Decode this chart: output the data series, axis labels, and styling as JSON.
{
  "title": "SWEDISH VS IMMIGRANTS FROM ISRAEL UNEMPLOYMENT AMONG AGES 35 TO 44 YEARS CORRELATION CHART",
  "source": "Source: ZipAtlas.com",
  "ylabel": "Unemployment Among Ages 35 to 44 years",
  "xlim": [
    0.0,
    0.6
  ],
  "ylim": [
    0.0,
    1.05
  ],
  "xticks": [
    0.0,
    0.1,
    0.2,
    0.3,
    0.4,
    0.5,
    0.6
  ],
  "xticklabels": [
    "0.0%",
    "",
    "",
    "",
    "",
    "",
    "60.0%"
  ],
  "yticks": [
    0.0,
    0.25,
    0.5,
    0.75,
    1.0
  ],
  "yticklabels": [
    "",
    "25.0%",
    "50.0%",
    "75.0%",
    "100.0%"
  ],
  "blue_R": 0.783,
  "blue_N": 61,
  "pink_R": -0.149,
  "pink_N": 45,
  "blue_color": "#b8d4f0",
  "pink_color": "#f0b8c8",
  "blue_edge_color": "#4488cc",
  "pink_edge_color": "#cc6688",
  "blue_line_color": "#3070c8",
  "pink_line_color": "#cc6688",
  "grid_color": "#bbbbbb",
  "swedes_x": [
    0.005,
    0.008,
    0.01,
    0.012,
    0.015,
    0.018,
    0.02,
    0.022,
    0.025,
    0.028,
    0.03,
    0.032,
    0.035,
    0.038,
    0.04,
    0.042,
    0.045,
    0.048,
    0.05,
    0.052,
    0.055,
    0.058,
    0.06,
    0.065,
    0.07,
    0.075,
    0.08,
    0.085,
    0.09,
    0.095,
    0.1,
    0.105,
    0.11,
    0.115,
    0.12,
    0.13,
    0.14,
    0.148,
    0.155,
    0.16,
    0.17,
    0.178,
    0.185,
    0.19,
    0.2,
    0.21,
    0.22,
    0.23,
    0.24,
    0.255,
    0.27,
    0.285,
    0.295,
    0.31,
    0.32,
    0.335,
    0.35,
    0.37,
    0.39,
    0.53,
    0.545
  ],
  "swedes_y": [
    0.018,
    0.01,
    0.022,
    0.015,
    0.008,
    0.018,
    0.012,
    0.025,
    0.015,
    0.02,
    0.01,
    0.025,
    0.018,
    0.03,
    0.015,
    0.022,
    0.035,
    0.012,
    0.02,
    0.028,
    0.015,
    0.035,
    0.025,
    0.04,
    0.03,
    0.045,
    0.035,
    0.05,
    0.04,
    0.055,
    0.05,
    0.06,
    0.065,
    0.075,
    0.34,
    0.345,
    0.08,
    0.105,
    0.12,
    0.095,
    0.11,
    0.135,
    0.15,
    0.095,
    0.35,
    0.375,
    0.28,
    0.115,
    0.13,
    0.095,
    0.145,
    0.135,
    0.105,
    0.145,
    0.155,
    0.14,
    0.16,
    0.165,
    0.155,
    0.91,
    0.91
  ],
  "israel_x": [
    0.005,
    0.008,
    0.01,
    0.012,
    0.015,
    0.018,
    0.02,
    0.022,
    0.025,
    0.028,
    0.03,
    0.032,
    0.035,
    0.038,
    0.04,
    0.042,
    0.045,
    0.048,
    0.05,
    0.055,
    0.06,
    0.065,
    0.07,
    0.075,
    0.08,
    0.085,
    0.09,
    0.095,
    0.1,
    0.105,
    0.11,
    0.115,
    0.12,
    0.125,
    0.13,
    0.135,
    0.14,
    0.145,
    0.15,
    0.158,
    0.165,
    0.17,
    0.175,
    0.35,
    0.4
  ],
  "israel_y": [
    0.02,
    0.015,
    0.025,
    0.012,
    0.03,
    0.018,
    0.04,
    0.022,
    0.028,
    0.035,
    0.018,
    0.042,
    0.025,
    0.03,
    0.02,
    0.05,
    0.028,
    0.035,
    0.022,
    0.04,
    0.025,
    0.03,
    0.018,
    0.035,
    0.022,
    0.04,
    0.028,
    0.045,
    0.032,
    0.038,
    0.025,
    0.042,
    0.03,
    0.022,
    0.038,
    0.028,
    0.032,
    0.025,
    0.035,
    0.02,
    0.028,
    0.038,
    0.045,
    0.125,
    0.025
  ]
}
──────
* [EXERCISE OBJECTIVE]: Copy out every line of the data above, exactly as given.

* [REPLY]:
Decode this chart: output the data series, axis labels, and styling as JSON.
{
  "title": "SWEDISH VS IMMIGRANTS FROM ISRAEL UNEMPLOYMENT AMONG AGES 35 TO 44 YEARS CORRELATION CHART",
  "source": "Source: ZipAtlas.com",
  "ylabel": "Unemployment Among Ages 35 to 44 years",
  "xlim": [
    0.0,
    0.6
  ],
  "ylim": [
    0.0,
    1.05
  ],
  "xticks": [
    0.0,
    0.1,
    0.2,
    0.3,
    0.4,
    0.5,
    0.6
  ],
  "xticklabels": [
    "0.0%",
    "",
    "",
    "",
    "",
    "",
    "60.0%"
  ],
  "yticks": [
    0.0,
    0.25,
    0.5,
    0.75,
    1.0
  ],
  "yticklabels": [
    "",
    "25.0%",
    "50.0%",
    "75.0%",
    "100.0%"
  ],
  "blue_R": 0.783,
  "blue_N": 61,
  "pink_R": -0.149,
  "pink_N": 45,
  "blue_color": "#b8d4f0",
  "pink_color": "#f0b8c8",
  "blue_edge_color": "#4488cc",
  "pink_edge_color": "#cc6688",
  "blue_line_color": "#3070c8",
  "pink_line_color": "#cc6688",
  "grid_color": "#bbbbbb",
  "swedes_x": [
    0.005,
    0.008,
    0.01,
    0.012,
    0.015,
    0.018,
    0.02,
    0.022,
    0.025,
    0.028,
    0.03,
    0.032,
    0.035,
    0.038,
    0.04,
    0.042,
    0.045,
    0.048,
    0.05,
    0.052,
    0.055,
    0.058,
    0.06,
    0.065,
    0.07,
    0.075,
    0.08,
    0.085,
    0.09,
    0.095,
    0.1,
    0.105,
    0.11,
    0.115,
    0.12,
    0.13,
    0.14,
    0.148,
    0.155,
    0.16,
    0.17,
    0.178,
    0.185,
    0.19,
    0.2,
    0.21,
    0.22,
    0.23,
    0.24,
    0.255,
    0.27,
    0.285,
    0.295,
    0.31,
    0.32,
    0.335,
    0.35,
    0.37,
    0.39,
    0.53,
    0.545
  ],
  "swedes_y": [
    0.018,
    0.01,
    0.022,
    0.015,
    0.008,
    0.018,
    0.012,
    0.025,
    0.015,
    0.02,
    0.01,
    0.025,
    0.018,
    0.03,
    0.015,
    0.022,
    0.035,
    0.012,
    0.02,
    0.028,
    0.015,
    0.035,
    0.025,
    0.04,
    0.03,
    0.045,
    0.035,
    0.05,
    0.04,
    0.055,
    0.05,
    0.06,
    0.065,
    0.075,
    0.34,
    0.345,
    0.08,
    0.105,
    0.12,
    0.095,
    0.11,
    0.135,
    0.15,
    0.095,
    0.35,
    0.375,
    0.28,
    0.115,
    0.13,
    0.095,
    0.145,
    0.135,
    0.105,
    0.145,
    0.155,
    0.14,
    0.16,
    0.165,
    0.155,
    0.91,
    0.91
  ],
  "israel_x": [
    0.005,
    0.008,
    0.01,
    0.012,
    0.015,
    0.018,
    0.02,
    0.022,
    0.025,
    0.028,
    0.03,
    0.032,
    0.035,
    0.038,
    0.04,
    0.042,
    0.045,
    0.048,
    0.05,
    0.055,
    0.06,
    0.065,
    0.07,
    0.075,
    0.08,
    0.085,
    0.09,
    0.095,
    0.1,
    0.105,
    0.11,
    0.115,
    0.12,
    0.125,
    0.13,
    0.135,
    0.14,
    0.145,
    0.15,
    0.158,
    0.165,
    0.17,
    0.175,
    0.35,
    0.4
  ],
  "israel_y": [
    0.02,
    0.015,
    0.025,
    0.012,
    0.03,
    0.018,
    0.04,
    0.022,
    0.028,
    0.035,
    0.018,
    0.042,
    0.025,
    0.03,
    0.02,
    0.05,
    0.028,
    0.035,
    0.022,
    0.04,
    0.025,
    0.03,
    0.018,
    0.035,
    0.022,
    0.04,
    0.028,
    0.045,
    0.032,
    0.038,
    0.025,
    0.042,
    0.03,
    0.022,
    0.038,
    0.028,
    0.032,
    0.025,
    0.035,
    0.02,
    0.028,
    0.038,
    0.045,
    0.125,
    0.025
  ]
}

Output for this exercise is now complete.